- GOAL OF THE EXERCISE
List each line of the data that holds the word "this".

┏━━

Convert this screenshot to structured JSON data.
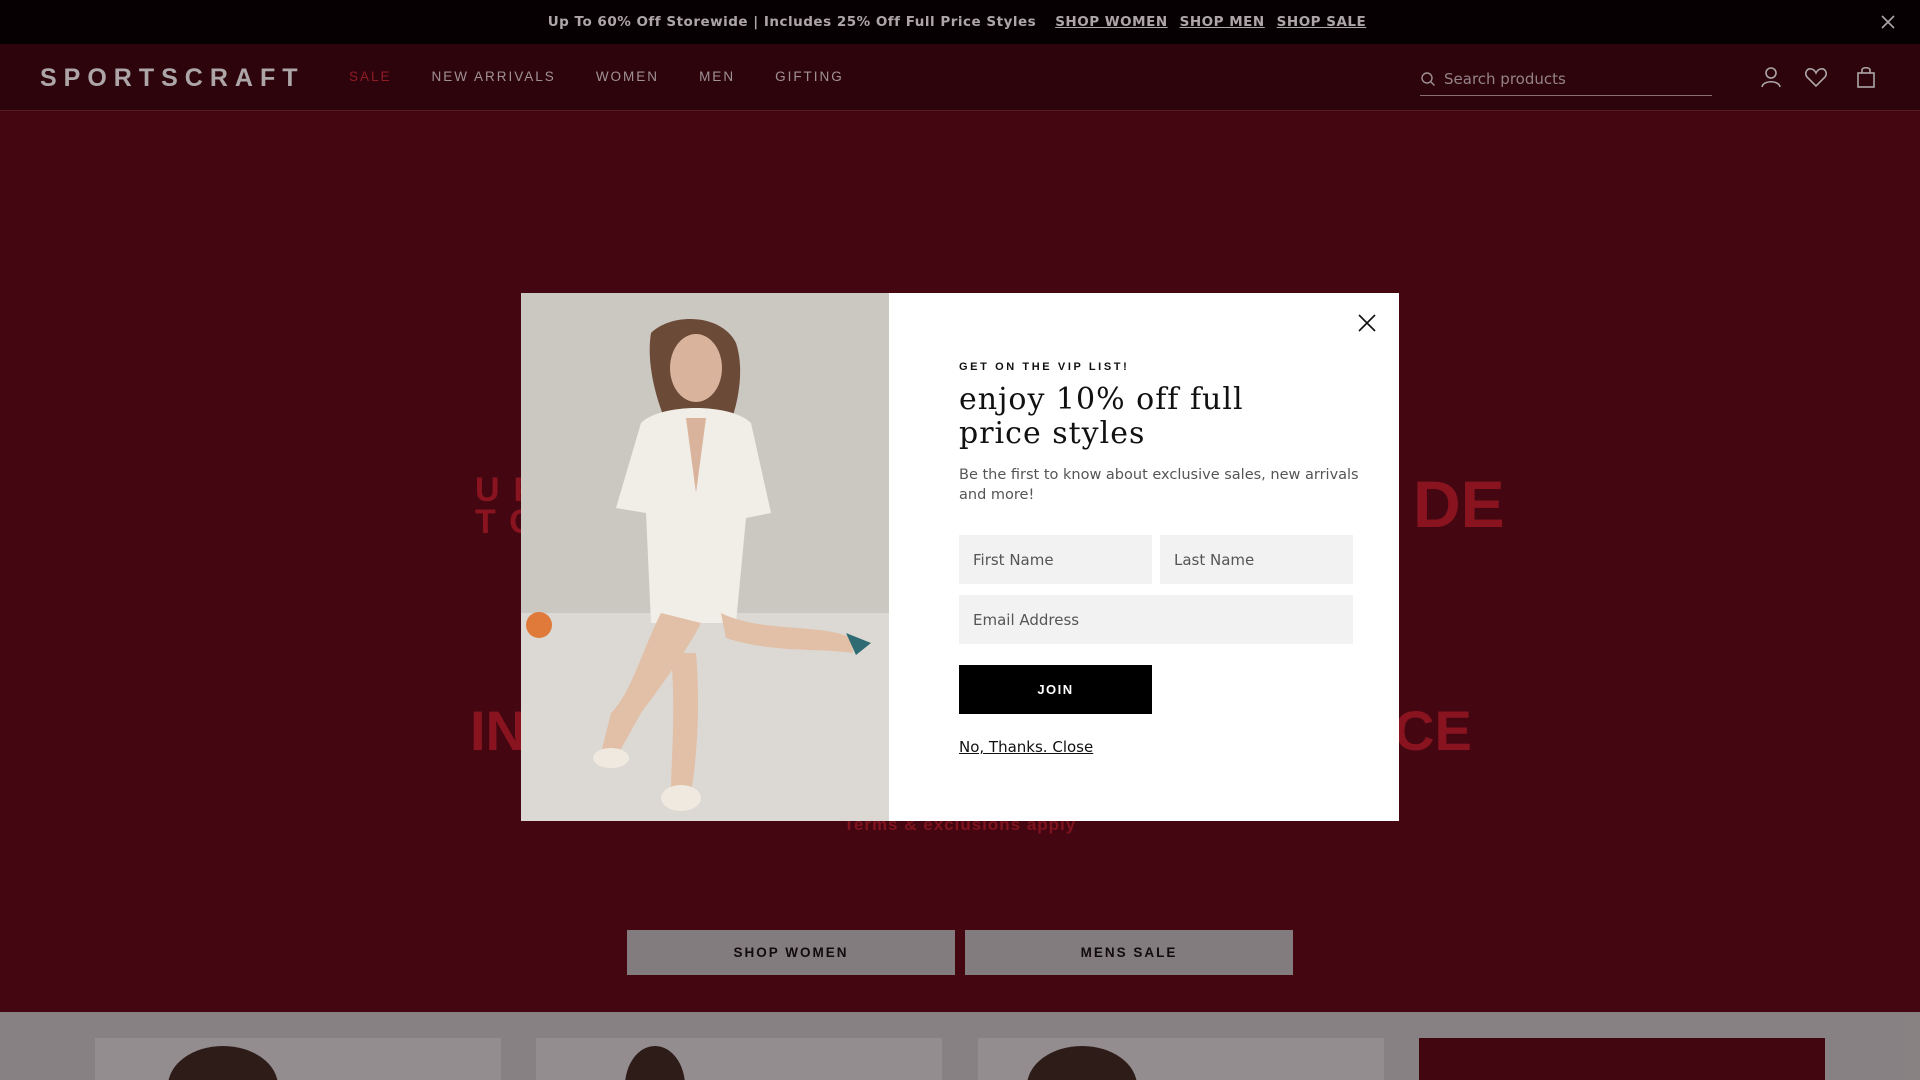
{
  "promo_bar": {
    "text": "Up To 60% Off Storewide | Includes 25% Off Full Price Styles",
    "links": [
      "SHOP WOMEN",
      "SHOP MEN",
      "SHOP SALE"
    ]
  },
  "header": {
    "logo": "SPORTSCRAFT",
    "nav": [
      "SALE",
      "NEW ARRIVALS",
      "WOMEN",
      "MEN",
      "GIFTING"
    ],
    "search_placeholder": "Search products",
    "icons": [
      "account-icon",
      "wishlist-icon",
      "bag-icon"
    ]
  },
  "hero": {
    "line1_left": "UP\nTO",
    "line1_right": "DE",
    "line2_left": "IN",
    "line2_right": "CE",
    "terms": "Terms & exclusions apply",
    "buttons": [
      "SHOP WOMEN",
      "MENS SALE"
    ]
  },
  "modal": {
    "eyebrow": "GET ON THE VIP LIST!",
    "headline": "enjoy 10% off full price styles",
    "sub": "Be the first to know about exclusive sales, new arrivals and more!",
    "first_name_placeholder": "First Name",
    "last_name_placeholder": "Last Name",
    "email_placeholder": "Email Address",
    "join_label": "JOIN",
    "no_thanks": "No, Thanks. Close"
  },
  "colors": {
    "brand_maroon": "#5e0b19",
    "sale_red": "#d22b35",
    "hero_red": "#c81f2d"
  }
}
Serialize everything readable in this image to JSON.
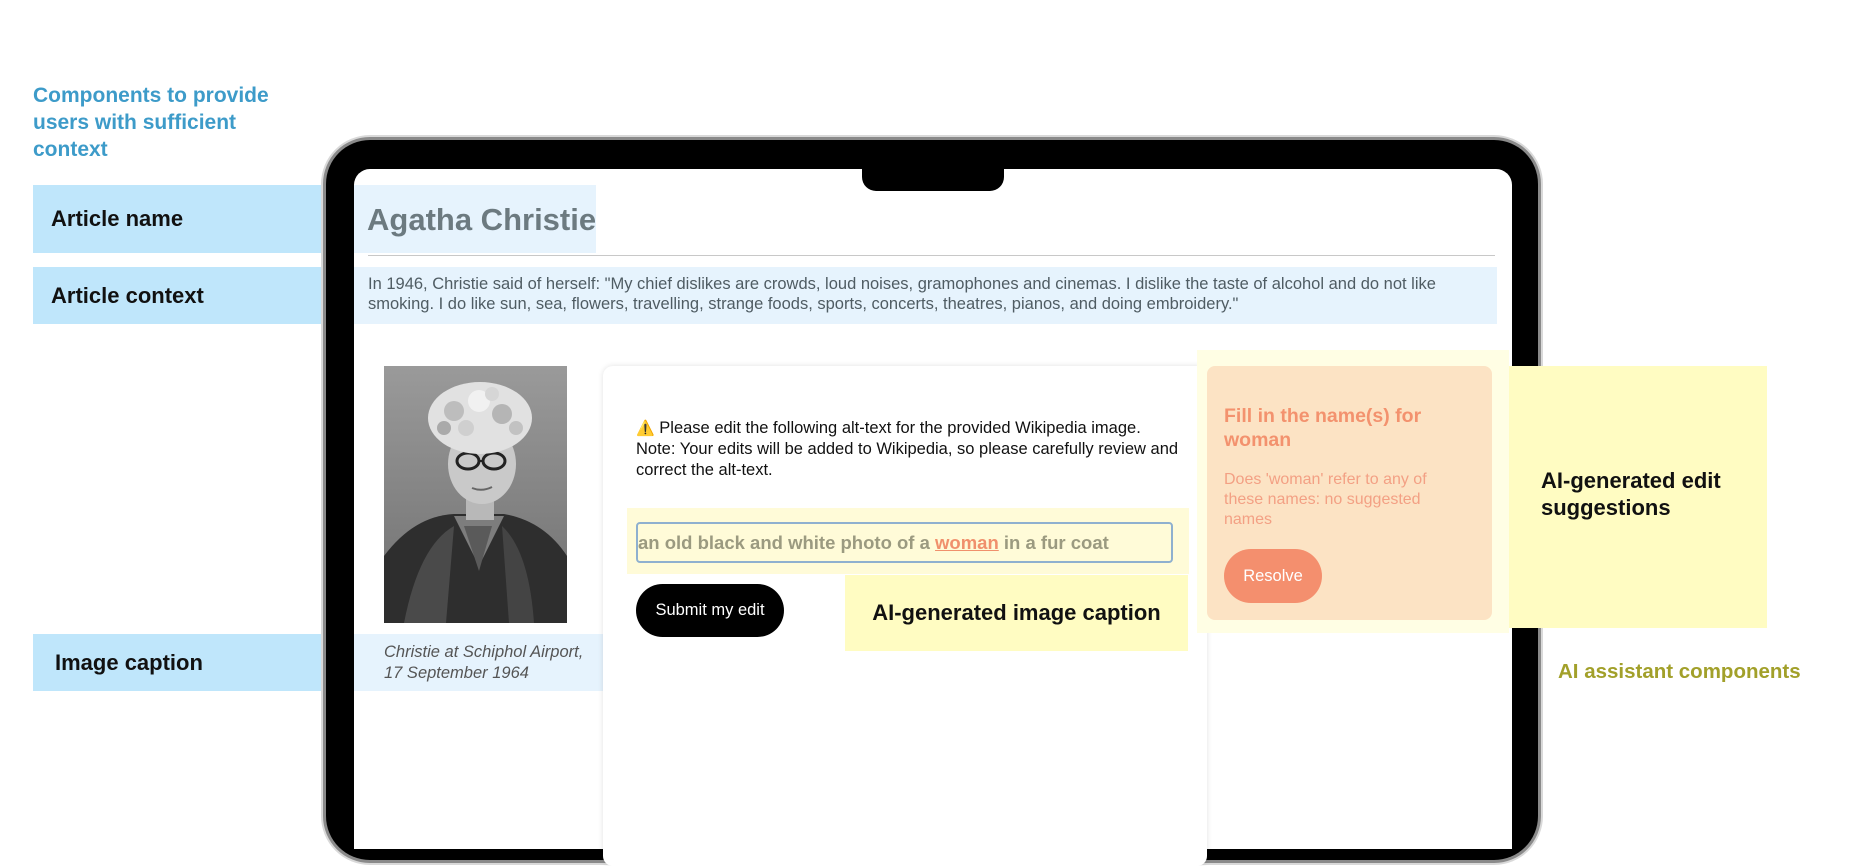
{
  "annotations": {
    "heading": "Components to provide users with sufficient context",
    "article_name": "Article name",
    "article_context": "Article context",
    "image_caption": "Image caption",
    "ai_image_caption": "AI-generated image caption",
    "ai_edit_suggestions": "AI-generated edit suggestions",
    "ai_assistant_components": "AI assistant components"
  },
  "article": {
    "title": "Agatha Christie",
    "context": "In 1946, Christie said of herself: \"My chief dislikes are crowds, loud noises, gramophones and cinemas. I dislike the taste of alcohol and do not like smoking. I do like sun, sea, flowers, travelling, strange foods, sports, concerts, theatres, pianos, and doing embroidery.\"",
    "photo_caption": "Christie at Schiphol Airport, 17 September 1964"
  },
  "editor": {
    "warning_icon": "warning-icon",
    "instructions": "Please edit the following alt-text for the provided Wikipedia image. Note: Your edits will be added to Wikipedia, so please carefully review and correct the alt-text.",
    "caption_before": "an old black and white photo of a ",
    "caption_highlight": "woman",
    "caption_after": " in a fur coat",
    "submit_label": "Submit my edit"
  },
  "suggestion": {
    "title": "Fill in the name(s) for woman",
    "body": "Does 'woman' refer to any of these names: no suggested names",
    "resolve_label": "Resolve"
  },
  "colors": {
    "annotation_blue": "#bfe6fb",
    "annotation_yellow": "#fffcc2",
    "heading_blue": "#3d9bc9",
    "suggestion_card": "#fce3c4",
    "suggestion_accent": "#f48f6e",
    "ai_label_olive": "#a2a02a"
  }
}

┗━━

- ANSWER TO THE EXERCISE
Convert this screenshot to structured JSON data.
Serialize everything readable in this image to JSON.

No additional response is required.